— START MATERIALS PROVIDED —
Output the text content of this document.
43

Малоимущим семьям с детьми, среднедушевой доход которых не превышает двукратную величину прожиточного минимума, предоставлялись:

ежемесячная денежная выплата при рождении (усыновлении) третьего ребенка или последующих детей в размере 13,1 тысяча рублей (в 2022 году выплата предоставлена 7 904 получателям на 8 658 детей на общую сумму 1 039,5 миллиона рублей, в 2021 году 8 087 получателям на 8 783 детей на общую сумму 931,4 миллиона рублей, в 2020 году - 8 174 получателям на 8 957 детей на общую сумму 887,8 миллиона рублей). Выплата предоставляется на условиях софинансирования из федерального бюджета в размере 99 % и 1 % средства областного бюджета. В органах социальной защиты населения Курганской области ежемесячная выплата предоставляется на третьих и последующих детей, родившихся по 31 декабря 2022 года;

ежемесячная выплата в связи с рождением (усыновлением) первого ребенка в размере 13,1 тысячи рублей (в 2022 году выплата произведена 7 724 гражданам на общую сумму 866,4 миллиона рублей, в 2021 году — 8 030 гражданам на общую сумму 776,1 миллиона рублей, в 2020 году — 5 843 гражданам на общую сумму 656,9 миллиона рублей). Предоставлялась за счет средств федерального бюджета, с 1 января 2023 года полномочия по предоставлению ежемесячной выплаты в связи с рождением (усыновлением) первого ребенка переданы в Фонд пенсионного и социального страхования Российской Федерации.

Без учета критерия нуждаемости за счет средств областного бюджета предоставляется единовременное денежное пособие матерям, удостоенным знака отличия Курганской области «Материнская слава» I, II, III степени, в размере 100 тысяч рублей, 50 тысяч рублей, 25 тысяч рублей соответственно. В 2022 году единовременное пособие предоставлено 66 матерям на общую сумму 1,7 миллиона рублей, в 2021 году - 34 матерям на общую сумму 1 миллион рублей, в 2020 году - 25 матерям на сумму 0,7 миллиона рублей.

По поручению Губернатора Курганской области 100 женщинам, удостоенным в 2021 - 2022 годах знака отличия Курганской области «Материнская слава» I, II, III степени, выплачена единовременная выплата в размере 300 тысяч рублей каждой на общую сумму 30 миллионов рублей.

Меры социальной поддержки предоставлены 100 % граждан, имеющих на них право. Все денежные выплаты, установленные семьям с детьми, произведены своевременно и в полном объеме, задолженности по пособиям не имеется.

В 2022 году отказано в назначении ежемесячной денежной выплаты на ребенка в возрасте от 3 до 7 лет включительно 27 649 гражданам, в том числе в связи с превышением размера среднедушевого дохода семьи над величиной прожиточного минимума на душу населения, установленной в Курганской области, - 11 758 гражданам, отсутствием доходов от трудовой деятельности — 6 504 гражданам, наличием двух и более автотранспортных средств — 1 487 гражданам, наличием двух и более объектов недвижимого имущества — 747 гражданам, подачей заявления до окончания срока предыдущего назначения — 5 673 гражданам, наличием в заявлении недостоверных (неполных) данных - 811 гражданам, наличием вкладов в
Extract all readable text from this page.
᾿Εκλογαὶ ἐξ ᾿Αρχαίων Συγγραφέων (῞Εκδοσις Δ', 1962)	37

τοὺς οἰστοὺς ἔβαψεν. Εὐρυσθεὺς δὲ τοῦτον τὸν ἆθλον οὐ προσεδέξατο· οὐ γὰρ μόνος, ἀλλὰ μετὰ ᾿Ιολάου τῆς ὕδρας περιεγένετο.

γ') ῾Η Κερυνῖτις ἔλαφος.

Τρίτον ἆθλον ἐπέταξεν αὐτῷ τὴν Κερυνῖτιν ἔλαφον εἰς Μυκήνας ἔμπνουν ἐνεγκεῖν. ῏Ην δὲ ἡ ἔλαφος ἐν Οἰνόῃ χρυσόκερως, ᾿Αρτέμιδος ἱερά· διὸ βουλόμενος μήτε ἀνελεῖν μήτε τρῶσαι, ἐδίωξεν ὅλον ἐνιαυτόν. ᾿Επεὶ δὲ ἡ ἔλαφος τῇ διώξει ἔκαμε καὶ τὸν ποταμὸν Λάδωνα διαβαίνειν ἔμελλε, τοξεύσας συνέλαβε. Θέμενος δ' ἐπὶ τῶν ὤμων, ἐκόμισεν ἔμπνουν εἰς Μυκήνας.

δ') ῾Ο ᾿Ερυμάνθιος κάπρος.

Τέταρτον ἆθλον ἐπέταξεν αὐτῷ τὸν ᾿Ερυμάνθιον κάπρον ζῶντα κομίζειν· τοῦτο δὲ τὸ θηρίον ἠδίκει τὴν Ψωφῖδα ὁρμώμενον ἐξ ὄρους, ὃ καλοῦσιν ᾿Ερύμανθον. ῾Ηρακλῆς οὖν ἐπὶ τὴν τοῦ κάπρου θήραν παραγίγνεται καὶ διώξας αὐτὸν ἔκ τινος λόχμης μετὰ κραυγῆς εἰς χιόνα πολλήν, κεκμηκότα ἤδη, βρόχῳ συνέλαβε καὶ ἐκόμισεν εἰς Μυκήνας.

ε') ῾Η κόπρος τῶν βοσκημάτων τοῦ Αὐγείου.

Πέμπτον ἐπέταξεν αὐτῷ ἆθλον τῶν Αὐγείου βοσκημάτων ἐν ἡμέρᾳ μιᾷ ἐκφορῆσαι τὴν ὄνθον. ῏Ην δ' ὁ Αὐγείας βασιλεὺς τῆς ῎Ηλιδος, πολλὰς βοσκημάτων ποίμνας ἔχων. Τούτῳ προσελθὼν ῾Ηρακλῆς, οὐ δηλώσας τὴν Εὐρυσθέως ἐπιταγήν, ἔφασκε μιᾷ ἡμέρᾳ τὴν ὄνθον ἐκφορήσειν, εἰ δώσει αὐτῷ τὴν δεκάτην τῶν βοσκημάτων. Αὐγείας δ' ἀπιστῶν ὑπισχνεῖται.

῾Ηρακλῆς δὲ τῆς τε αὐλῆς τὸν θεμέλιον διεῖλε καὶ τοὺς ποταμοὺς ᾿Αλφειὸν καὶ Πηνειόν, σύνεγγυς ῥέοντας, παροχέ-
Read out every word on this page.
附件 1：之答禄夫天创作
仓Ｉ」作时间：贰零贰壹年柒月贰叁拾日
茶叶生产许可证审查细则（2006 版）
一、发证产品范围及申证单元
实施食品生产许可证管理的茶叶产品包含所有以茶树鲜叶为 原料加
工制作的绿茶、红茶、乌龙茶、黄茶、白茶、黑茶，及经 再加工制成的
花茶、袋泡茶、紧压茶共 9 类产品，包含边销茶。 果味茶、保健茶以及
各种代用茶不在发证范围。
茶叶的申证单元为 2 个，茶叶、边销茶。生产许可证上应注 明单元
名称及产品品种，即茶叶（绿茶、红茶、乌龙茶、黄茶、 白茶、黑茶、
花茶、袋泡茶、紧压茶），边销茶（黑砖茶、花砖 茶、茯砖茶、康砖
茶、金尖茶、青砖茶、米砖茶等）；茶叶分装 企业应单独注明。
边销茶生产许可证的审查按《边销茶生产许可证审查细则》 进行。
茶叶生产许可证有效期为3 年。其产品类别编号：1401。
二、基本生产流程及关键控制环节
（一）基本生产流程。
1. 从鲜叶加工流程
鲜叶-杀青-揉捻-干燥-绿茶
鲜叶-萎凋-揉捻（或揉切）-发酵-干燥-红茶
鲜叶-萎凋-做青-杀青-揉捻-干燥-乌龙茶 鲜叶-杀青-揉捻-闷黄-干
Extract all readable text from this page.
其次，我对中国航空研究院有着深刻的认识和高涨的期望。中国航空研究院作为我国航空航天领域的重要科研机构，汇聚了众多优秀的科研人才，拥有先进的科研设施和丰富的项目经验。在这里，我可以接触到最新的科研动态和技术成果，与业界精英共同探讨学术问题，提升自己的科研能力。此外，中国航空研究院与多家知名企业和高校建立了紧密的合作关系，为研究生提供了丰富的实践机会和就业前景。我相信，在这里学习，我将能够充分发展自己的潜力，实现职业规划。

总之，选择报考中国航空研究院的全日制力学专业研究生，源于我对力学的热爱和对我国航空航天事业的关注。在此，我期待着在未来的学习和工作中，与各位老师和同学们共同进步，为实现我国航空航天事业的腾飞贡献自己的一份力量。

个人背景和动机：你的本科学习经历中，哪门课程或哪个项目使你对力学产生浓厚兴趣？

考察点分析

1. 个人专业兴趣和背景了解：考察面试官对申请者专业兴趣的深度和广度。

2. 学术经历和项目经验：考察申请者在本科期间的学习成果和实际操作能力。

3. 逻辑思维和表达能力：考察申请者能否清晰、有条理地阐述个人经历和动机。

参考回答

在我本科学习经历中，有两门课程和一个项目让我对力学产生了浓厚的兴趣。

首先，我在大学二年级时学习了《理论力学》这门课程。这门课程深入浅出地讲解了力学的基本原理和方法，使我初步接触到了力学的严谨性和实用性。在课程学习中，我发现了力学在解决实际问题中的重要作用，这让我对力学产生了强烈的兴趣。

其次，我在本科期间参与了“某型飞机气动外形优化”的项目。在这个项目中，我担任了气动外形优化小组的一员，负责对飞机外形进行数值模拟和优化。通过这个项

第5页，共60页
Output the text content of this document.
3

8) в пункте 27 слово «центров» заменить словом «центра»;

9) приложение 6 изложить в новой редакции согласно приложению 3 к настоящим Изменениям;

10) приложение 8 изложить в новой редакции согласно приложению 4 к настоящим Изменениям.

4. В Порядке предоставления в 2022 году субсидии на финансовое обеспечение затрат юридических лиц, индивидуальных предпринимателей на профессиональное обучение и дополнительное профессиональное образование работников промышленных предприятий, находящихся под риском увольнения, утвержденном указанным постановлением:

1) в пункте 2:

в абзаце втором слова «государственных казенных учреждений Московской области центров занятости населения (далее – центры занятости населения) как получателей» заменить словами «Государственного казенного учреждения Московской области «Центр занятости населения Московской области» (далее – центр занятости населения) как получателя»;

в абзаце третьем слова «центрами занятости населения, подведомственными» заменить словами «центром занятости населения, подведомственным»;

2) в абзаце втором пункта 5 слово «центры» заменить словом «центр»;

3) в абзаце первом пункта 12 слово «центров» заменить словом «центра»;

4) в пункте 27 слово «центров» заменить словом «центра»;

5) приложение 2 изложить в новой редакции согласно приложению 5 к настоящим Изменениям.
— END MATERIALS PROVIDED —
*SHORT PROBLEM*
Find the string "пункта" in the listing and return every line that holds it.

*SOLUTION BELOW*
2) в абзаце втором пункта 5 слово «центры» заменить словом «центр»;
3) в абзаце первом пункта 12 слово «центров» заменить словом «центра»;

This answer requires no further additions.